##### Data #####

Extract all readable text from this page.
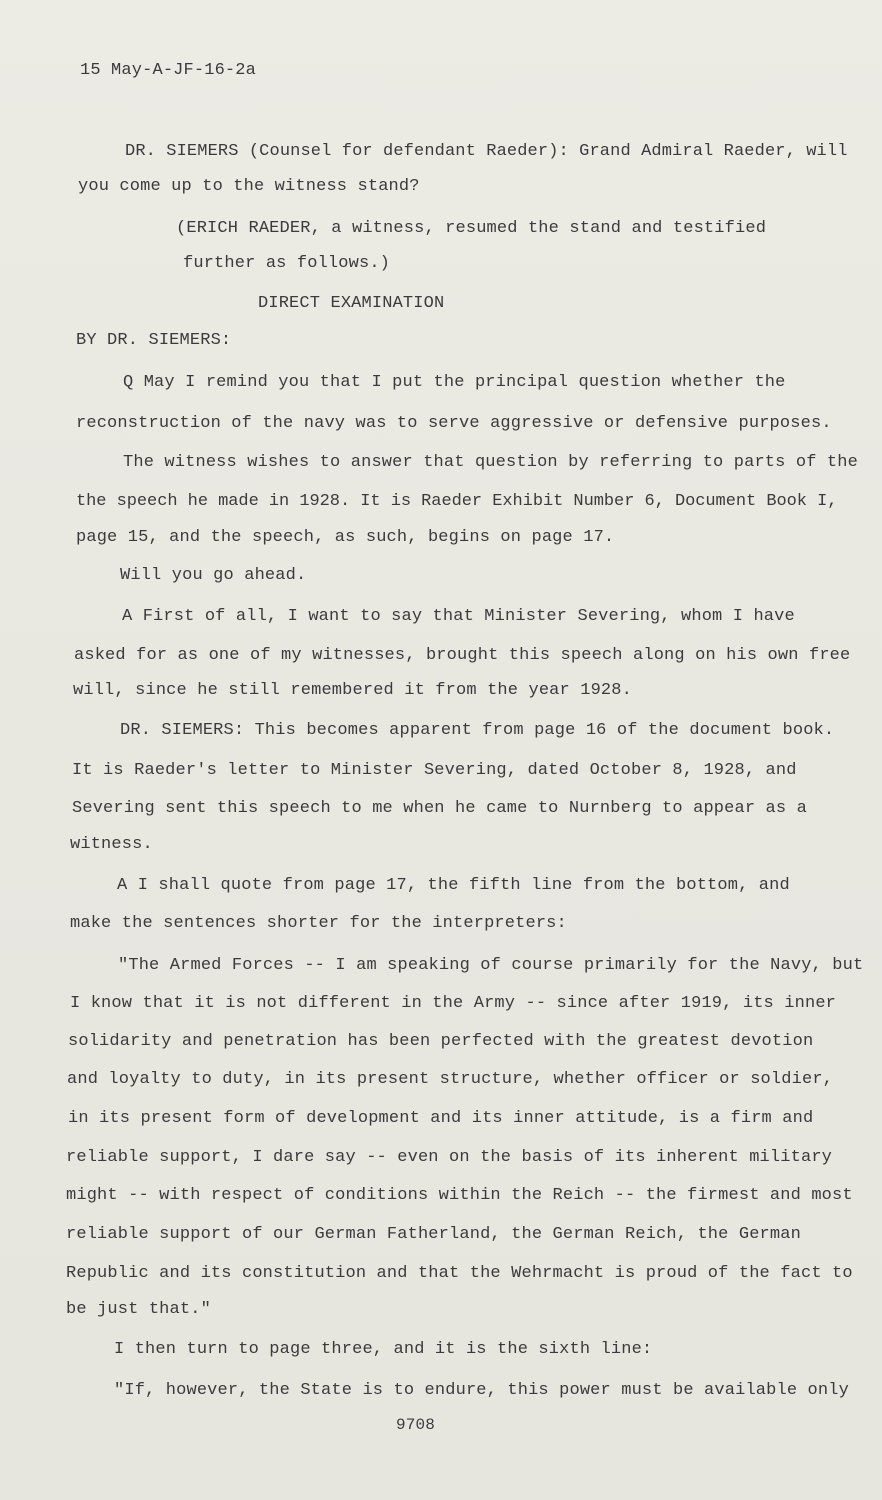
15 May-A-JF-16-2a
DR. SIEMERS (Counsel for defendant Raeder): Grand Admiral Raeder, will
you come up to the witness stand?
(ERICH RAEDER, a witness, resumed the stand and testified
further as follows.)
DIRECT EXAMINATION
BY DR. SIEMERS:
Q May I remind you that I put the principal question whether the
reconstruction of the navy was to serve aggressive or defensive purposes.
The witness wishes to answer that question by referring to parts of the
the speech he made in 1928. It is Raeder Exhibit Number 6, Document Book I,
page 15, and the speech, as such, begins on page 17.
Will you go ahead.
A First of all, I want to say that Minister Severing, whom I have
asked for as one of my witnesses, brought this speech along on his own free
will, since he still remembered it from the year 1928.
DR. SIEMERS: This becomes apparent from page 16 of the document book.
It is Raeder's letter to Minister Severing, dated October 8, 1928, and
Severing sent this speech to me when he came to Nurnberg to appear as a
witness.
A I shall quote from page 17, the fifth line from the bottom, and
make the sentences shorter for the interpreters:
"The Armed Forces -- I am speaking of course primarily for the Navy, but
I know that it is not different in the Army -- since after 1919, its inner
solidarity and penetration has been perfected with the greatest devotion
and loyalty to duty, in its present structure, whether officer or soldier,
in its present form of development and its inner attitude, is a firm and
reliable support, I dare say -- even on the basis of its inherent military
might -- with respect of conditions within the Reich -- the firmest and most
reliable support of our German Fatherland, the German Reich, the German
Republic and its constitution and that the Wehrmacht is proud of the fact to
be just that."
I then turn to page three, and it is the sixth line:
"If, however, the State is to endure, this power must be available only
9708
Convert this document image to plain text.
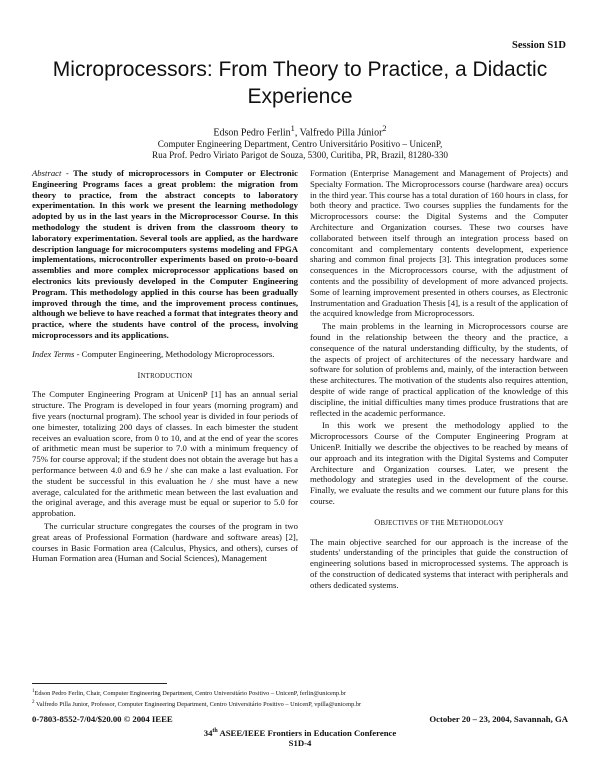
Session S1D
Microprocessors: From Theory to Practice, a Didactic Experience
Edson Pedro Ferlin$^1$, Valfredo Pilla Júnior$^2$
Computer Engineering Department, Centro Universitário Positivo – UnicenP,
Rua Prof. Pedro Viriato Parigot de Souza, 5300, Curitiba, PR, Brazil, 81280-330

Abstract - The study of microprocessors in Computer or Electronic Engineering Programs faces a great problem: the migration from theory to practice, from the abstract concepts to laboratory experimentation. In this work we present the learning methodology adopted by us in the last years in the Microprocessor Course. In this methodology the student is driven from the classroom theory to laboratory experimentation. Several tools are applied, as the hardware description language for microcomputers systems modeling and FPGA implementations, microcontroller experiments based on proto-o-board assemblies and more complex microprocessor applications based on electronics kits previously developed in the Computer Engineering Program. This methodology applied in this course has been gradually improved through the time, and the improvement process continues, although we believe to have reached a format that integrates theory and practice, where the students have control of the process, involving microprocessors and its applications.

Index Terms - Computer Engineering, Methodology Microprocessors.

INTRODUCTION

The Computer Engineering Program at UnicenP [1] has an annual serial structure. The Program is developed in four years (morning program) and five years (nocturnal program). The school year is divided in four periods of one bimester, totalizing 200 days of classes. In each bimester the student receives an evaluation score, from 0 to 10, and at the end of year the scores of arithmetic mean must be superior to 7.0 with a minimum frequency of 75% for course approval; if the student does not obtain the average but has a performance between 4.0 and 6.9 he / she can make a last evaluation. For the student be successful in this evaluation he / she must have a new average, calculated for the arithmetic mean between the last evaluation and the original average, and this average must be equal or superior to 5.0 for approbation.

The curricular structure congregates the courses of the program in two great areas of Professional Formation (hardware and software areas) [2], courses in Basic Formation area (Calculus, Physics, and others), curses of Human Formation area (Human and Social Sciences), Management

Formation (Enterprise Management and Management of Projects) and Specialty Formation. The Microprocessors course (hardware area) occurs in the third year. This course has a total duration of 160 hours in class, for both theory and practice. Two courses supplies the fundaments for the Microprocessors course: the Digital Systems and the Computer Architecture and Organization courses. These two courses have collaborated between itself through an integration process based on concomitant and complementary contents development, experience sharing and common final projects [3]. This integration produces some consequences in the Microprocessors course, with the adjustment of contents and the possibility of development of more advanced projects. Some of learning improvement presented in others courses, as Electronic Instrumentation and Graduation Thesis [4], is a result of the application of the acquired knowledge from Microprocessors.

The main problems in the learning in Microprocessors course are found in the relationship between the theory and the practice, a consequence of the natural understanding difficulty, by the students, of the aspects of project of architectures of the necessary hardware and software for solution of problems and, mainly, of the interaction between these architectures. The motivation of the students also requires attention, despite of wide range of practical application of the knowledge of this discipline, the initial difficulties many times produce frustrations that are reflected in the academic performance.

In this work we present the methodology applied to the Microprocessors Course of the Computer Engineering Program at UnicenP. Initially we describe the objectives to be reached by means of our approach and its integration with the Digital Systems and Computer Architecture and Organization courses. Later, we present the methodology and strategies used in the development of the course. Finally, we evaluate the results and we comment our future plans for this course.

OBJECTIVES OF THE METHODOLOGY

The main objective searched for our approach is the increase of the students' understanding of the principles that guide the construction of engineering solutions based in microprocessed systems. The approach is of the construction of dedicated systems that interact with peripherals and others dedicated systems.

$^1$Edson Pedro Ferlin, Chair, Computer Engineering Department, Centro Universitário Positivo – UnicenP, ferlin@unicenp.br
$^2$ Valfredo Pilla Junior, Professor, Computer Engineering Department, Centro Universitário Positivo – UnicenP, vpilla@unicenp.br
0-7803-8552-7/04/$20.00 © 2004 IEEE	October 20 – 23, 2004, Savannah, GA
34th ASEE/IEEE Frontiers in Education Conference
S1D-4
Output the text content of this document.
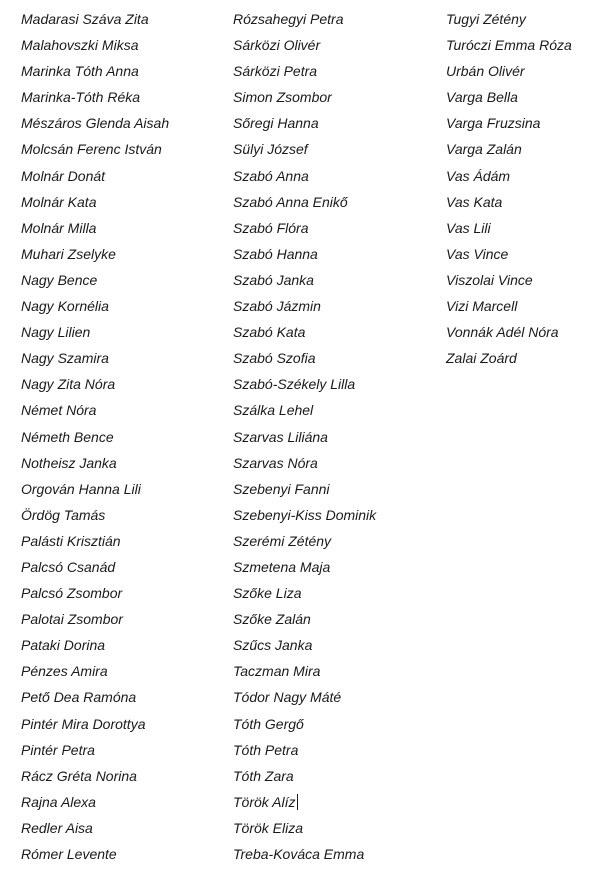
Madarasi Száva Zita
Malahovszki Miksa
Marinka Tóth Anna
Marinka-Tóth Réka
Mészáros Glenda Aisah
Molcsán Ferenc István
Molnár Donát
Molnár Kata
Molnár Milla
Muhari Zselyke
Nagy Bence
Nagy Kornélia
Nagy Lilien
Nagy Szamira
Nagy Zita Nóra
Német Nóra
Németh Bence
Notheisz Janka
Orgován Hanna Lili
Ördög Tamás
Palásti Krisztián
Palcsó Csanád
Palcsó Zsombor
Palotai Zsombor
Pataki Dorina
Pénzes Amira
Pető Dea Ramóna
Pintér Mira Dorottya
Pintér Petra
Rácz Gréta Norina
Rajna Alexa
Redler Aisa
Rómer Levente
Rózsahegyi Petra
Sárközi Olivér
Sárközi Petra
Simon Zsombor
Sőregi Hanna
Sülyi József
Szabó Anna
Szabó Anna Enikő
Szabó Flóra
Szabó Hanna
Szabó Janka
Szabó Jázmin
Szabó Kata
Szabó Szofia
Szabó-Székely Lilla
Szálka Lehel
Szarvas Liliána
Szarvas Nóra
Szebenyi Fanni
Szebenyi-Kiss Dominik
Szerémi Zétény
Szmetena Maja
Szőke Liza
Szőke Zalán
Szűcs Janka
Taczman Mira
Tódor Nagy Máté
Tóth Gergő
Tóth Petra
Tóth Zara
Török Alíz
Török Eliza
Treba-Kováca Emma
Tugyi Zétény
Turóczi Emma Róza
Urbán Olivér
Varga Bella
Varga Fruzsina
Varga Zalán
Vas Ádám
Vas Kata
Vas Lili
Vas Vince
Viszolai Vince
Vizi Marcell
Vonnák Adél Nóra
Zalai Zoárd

#####

- Task instructions -
Every line of the data above should be quoted exactly. Omit the pictures.

- Correct result -
Extract all readable text from this page.
15 May-A-JF-16-2a
DR. SIEMERS (Counsel for defendant Raeder): Grand Admiral Raeder, will
you come up to the witness stand?
(ERICH RAEDER, a witness, resumed the stand and testified
further as follows.)
DIRECT EXAMINATION
BY DR. SIEMERS:
Q May I remind you that I put the principal question whether the
reconstruction of the navy was to serve aggressive or defensive purposes.
The witness wishes to answer that question by referring to parts of the
the speech he made in 1928. It is Raeder Exhibit Number 6, Document Book I,
page 15, and the speech, as such, begins on page 17.
Will you go ahead.
A First of all, I want to say that Minister Severing, whom I have
asked for as one of my witnesses, brought this speech along on his own free
will, since he still remembered it from the year 1928.
DR. SIEMERS: This becomes apparent from page 16 of the document book.
It is Raeder's letter to Minister Severing, dated October 8, 1928, and
Severing sent this speech to me when he came to Nurnberg to appear as a
witness.
A I shall quote from page 17, the fifth line from the bottom, and
make the sentences shorter for the interpreters:
"The Armed Forces -- I am speaking of course primarily for the Navy, but
I know that it is not different in the Army -- since after 1919, its inner
solidarity and penetration has been perfected with the greatest devotion
and loyalty to duty, in its present structure, whether officer or soldier,
in its present form of development and its inner attitude, is a firm and
reliable support, I dare say -- even on the basis of its inherent military
might -- with respect of conditions within the Reich -- the firmest and most
reliable support of our German Fatherland, the German Reich, the German
Republic and its constitution and that the Wehrmacht is proud of the fact to
be just that."
I then turn to page three, and it is the sixth line:
"If, however, the State is to endure, this power must be available only
9708
Convert this document image to plain text.
Session S1D
Microprocessors: From Theory to Practice, a Didactic Experience
Edson Pedro Ferlin$^1$, Valfredo Pilla Júnior$^2$
Computer Engineering Department, Centro Universitário Positivo – UnicenP,
Rua Prof. Pedro Viriato Parigot de Souza, 5300, Curitiba, PR, Brazil, 81280-330

Abstract - The study of microprocessors in Computer or Electronic Engineering Programs faces a great problem: the migration from theory to practice, from the abstract concepts to laboratory experimentation. In this work we present the learning methodology adopted by us in the last years in the Microprocessor Course. In this methodology the student is driven from the classroom theory to laboratory experimentation. Several tools are applied, as the hardware description language for microcomputers systems modeling and FPGA implementations, microcontroller experiments based on proto-o-board assemblies and more complex microprocessor applications based on electronics kits previously developed in the Computer Engineering Program. This methodology applied in this course has been gradually improved through the time, and the improvement process continues, although we believe to have reached a format that integrates theory and practice, where the students have control of the process, involving microprocessors and its applications.

Index Terms - Computer Engineering, Methodology Microprocessors.

INTRODUCTION

The Computer Engineering Program at UnicenP [1] has an annual serial structure. The Program is developed in four years (morning program) and five years (nocturnal program). The school year is divided in four periods of one bimester, totalizing 200 days of classes. In each bimester the student receives an evaluation score, from 0 to 10, and at the end of year the scores of arithmetic mean must be superior to 7.0 with a minimum frequency of 75% for course approval; if the student does not obtain the average but has a performance between 4.0 and 6.9 he / she can make a last evaluation. For the student be successful in this evaluation he / she must have a new average, calculated for the arithmetic mean between the last evaluation and the original average, and this average must be equal or superior to 5.0 for approbation.

The curricular structure congregates the courses of the program in two great areas of Professional Formation (hardware and software areas) [2], courses in Basic Formation area (Calculus, Physics, and others), curses of Human Formation area (Human and Social Sciences), Management

Formation (Enterprise Management and Management of Projects) and Specialty Formation. The Microprocessors course (hardware area) occurs in the third year. This course has a total duration of 160 hours in class, for both theory and practice. Two courses supplies the fundaments for the Microprocessors course: the Digital Systems and the Computer Architecture and Organization courses. These two courses have collaborated between itself through an integration process based on concomitant and complementary contents development, experience sharing and common final projects [3]. This integration produces some consequences in the Microprocessors course, with the adjustment of contents and the possibility of development of more advanced projects. Some of learning improvement presented in others courses, as Electronic Instrumentation and Graduation Thesis [4], is a result of the application of the acquired knowledge from Microprocessors.

The main problems in the learning in Microprocessors course are found in the relationship between the theory and the practice, a consequence of the natural understanding difficulty, by the students, of the aspects of project of architectures of the necessary hardware and software for solution of problems and, mainly, of the interaction between these architectures. The motivation of the students also requires attention, despite of wide range of practical application of the knowledge of this discipline, the initial difficulties many times produce frustrations that are reflected in the academic performance.

In this work we present the methodology applied to the Microprocessors Course of the Computer Engineering Program at UnicenP. Initially we describe the objectives to be reached by means of our approach and its integration with the Digital Systems and Computer Architecture and Organization courses. Later, we present the methodology and strategies used in the development of the course. Finally, we evaluate the results and we comment our future plans for this course.

OBJECTIVES OF THE METHODOLOGY

The main objective searched for our approach is the increase of the students' understanding of the principles that guide the construction of engineering solutions based in microprocessed systems. The approach is of the construction of dedicated systems that interact with peripherals and others dedicated systems.

$^1$Edson Pedro Ferlin, Chair, Computer Engineering Department, Centro Universitário Positivo – UnicenP, ferlin@unicenp.br
$^2$ Valfredo Pilla Junior, Professor, Computer Engineering Department, Centro Universitário Positivo – UnicenP, vpilla@unicenp.br
0-7803-8552-7/04/$20.00 © 2004 IEEE	October 20 – 23, 2004, Savannah, GA
34th ASEE/IEEE Frontiers in Education Conference
S1D-4
Output the text content of this document.
Madarasi Száva Zita
Malahovszki Miksa
Marinka Tóth Anna
Marinka-Tóth Réka
Mészáros Glenda Aisah
Molcsán Ferenc István
Molnár Donát
Molnár Kata
Molnár Milla
Muhari Zselyke
Nagy Bence
Nagy Kornélia
Nagy Lilien
Nagy Szamira
Nagy Zita Nóra
Német Nóra
Németh Bence
Notheisz Janka
Orgován Hanna Lili
Ördög Tamás
Palásti Krisztián
Palcsó Csanád
Palcsó Zsombor
Palotai Zsombor
Pataki Dorina
Pénzes Amira
Pető Dea Ramóna
Pintér Mira Dorottya
Pintér Petra
Rácz Gréta Norina
Rajna Alexa
Redler Aisa
Rómer Levente
Rózsahegyi Petra
Sárközi Olivér
Sárközi Petra
Simon Zsombor
Sőregi Hanna
Sülyi József
Szabó Anna
Szabó Anna Enikő
Szabó Flóra
Szabó Hanna
Szabó Janka
Szabó Jázmin
Szabó Kata
Szabó Szofia
Szabó-Székely Lilla
Szálka Lehel
Szarvas Liliána
Szarvas Nóra
Szebenyi Fanni
Szebenyi-Kiss Dominik
Szerémi Zétény
Szmetena Maja
Szőke Liza
Szőke Zalán
Szűcs Janka
Taczman Mira
Tódor Nagy Máté
Tóth Gergő
Tóth Petra
Tóth Zara
Török Alíz
Török Eliza
Treba-Kováca Emma
Tugyi Zétény
Turóczi Emma Róza
Urbán Olivér
Varga Bella
Varga Fruzsina
Varga Zalán
Vas Ádám
Vas Kata
Vas Lili
Vas Vince
Viszolai Vince
Vizi Marcell
Vonnák Adél Nóra
Zalai Zoárd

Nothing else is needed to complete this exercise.